▸ **Required work**
Transcribe the records below in full; pictures stay out of the copy.

(Stored data)

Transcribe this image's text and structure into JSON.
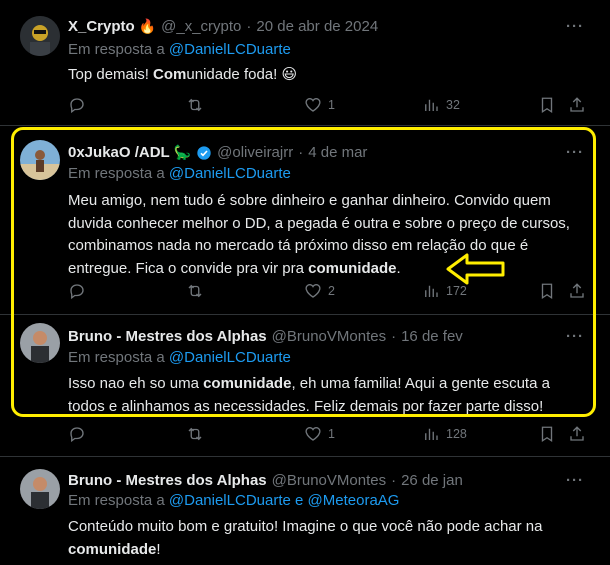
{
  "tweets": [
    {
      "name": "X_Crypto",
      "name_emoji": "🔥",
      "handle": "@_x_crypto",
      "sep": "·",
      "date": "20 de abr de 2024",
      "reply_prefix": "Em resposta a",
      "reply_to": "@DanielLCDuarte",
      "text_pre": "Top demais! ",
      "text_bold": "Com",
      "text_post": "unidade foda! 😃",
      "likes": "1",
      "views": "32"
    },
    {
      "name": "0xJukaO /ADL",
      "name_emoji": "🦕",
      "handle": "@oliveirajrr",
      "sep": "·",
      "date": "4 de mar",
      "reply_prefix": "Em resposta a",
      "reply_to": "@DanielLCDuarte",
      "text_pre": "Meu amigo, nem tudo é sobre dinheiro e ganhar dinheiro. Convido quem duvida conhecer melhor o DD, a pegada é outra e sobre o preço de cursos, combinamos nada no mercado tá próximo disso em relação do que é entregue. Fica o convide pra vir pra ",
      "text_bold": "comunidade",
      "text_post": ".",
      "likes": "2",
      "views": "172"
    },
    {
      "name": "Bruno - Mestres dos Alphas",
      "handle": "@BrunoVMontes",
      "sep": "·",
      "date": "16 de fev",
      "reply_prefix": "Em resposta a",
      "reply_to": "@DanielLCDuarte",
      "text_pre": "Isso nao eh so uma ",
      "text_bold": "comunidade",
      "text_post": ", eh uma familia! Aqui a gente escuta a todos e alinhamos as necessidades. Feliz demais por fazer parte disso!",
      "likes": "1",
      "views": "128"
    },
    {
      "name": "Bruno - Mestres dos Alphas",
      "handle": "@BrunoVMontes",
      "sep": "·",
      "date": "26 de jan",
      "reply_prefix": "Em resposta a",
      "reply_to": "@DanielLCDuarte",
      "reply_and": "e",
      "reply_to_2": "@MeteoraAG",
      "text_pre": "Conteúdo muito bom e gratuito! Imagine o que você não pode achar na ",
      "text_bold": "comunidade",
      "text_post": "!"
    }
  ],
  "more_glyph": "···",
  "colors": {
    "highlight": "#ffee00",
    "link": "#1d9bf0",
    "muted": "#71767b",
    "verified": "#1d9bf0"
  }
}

▸ **Answer for the task**
Transcribe this image's text and structure into JSON.
{
  "tweets": [
    {
      "name": "X_Crypto",
      "name_emoji": "🔥",
      "handle": "@_x_crypto",
      "sep": "·",
      "date": "20 de abr de 2024",
      "reply_prefix": "Em resposta a",
      "reply_to": "@DanielLCDuarte",
      "text_pre": "Top demais! ",
      "text_bold": "Com",
      "text_post": "unidade foda! 😃",
      "likes": "1",
      "views": "32"
    },
    {
      "name": "0xJukaO /ADL",
      "name_emoji": "🦕",
      "handle": "@oliveirajrr",
      "sep": "·",
      "date": "4 de mar",
      "reply_prefix": "Em resposta a",
      "reply_to": "@DanielLCDuarte",
      "text_pre": "Meu amigo, nem tudo é sobre dinheiro e ganhar dinheiro. Convido quem duvida conhecer melhor o DD, a pegada é outra e sobre o preço de cursos, combinamos nada no mercado tá próximo disso em relação do que é entregue. Fica o convide pra vir pra ",
      "text_bold": "comunidade",
      "text_post": ".",
      "likes": "2",
      "views": "172"
    },
    {
      "name": "Bruno - Mestres dos Alphas",
      "handle": "@BrunoVMontes",
      "sep": "·",
      "date": "16 de fev",
      "reply_prefix": "Em resposta a",
      "reply_to": "@DanielLCDuarte",
      "text_pre": "Isso nao eh so uma ",
      "text_bold": "comunidade",
      "text_post": ", eh uma familia! Aqui a gente escuta a todos e alinhamos as necessidades. Feliz demais por fazer parte disso!",
      "likes": "1",
      "views": "128"
    },
    {
      "name": "Bruno - Mestres dos Alphas",
      "handle": "@BrunoVMontes",
      "sep": "·",
      "date": "26 de jan",
      "reply_prefix": "Em resposta a",
      "reply_to": "@DanielLCDuarte",
      "reply_and": "e",
      "reply_to_2": "@MeteoraAG",
      "text_pre": "Conteúdo muito bom e gratuito! Imagine o que você não pode achar na ",
      "text_bold": "comunidade",
      "text_post": "!"
    }
  ],
  "more_glyph": "···",
  "colors": {
    "highlight": "#ffee00",
    "link": "#1d9bf0",
    "muted": "#71767b",
    "verified": "#1d9bf0"
  }
}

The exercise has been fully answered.